### To do
All of the data needs to be repeated exactly.

### Provided records
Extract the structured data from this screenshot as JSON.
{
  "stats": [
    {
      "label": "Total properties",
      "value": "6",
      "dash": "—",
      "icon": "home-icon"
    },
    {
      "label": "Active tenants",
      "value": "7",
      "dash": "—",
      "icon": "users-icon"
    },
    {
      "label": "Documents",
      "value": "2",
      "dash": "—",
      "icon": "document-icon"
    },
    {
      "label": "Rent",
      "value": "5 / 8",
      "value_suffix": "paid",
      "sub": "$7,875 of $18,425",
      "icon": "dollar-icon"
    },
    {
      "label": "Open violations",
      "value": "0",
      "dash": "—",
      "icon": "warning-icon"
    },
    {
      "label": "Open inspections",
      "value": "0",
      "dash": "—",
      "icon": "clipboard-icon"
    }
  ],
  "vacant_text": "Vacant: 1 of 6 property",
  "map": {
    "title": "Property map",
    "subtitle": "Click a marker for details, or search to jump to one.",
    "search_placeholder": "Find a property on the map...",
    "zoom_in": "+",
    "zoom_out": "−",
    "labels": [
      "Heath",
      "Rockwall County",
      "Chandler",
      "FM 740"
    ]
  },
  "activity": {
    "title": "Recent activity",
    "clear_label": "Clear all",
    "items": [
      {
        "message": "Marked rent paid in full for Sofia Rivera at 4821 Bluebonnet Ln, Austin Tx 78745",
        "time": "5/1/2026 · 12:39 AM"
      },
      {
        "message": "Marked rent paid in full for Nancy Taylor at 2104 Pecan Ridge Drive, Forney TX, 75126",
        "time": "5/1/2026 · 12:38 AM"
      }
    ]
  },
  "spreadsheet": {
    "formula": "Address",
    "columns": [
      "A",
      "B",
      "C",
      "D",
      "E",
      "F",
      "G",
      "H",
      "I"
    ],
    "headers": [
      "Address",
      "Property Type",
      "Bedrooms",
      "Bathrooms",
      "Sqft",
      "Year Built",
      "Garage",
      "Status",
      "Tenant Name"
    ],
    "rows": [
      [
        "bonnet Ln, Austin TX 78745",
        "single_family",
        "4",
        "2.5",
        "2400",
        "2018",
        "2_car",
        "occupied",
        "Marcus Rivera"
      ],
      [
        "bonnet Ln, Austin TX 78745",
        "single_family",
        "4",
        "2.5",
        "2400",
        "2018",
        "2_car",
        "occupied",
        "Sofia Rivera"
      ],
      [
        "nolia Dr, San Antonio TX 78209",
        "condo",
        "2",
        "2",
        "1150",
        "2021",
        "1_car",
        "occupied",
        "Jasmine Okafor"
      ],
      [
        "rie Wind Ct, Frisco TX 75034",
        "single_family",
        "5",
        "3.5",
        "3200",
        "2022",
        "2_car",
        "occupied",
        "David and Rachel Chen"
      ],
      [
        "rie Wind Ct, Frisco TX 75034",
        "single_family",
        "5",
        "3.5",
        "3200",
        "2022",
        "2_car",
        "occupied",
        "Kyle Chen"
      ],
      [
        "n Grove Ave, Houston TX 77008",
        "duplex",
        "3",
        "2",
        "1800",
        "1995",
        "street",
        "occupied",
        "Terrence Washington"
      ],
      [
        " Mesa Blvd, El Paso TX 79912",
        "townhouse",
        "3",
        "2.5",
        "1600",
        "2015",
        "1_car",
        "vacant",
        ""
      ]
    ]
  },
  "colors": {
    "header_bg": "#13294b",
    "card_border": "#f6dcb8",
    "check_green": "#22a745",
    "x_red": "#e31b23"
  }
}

### Output
Extract the structured data from this screenshot as JSON.
{
  "stats": [
    {
      "label": "Total properties",
      "value": "6",
      "dash": "—",
      "icon": "home-icon"
    },
    {
      "label": "Active tenants",
      "value": "7",
      "dash": "—",
      "icon": "users-icon"
    },
    {
      "label": "Documents",
      "value": "2",
      "dash": "—",
      "icon": "document-icon"
    },
    {
      "label": "Rent",
      "value": "5 / 8",
      "value_suffix": "paid",
      "sub": "$7,875 of $18,425",
      "icon": "dollar-icon"
    },
    {
      "label": "Open violations",
      "value": "0",
      "dash": "—",
      "icon": "warning-icon"
    },
    {
      "label": "Open inspections",
      "value": "0",
      "dash": "—",
      "icon": "clipboard-icon"
    }
  ],
  "vacant_text": "Vacant: 1 of 6 property",
  "map": {
    "title": "Property map",
    "subtitle": "Click a marker for details, or search to jump to one.",
    "search_placeholder": "Find a property on the map...",
    "zoom_in": "+",
    "zoom_out": "−",
    "labels": [
      "Heath",
      "Rockwall County",
      "Chandler",
      "FM 740"
    ]
  },
  "activity": {
    "title": "Recent activity",
    "clear_label": "Clear all",
    "items": [
      {
        "message": "Marked rent paid in full for Sofia Rivera at 4821 Bluebonnet Ln, Austin Tx 78745",
        "time": "5/1/2026 · 12:39 AM"
      },
      {
        "message": "Marked rent paid in full for Nancy Taylor at 2104 Pecan Ridge Drive, Forney TX, 75126",
        "time": "5/1/2026 · 12:38 AM"
      }
    ]
  },
  "spreadsheet": {
    "formula": "Address",
    "columns": [
      "A",
      "B",
      "C",
      "D",
      "E",
      "F",
      "G",
      "H",
      "I"
    ],
    "headers": [
      "Address",
      "Property Type",
      "Bedrooms",
      "Bathrooms",
      "Sqft",
      "Year Built",
      "Garage",
      "Status",
      "Tenant Name"
    ],
    "rows": [
      [
        "bonnet Ln, Austin TX 78745",
        "single_family",
        "4",
        "2.5",
        "2400",
        "2018",
        "2_car",
        "occupied",
        "Marcus Rivera"
      ],
      [
        "bonnet Ln, Austin TX 78745",
        "single_family",
        "4",
        "2.5",
        "2400",
        "2018",
        "2_car",
        "occupied",
        "Sofia Rivera"
      ],
      [
        "nolia Dr, San Antonio TX 78209",
        "condo",
        "2",
        "2",
        "1150",
        "2021",
        "1_car",
        "occupied",
        "Jasmine Okafor"
      ],
      [
        "rie Wind Ct, Frisco TX 75034",
        "single_family",
        "5",
        "3.5",
        "3200",
        "2022",
        "2_car",
        "occupied",
        "David and Rachel Chen"
      ],
      [
        "rie Wind Ct, Frisco TX 75034",
        "single_family",
        "5",
        "3.5",
        "3200",
        "2022",
        "2_car",
        "occupied",
        "Kyle Chen"
      ],
      [
        "n Grove Ave, Houston TX 77008",
        "duplex",
        "3",
        "2",
        "1800",
        "1995",
        "street",
        "occupied",
        "Terrence Washington"
      ],
      [
        " Mesa Blvd, El Paso TX 79912",
        "townhouse",
        "3",
        "2.5",
        "1600",
        "2015",
        "1_car",
        "vacant",
        ""
      ]
    ]
  },
  "colors": {
    "header_bg": "#13294b",
    "card_border": "#f6dcb8",
    "check_green": "#22a745",
    "x_red": "#e31b23"
  }
}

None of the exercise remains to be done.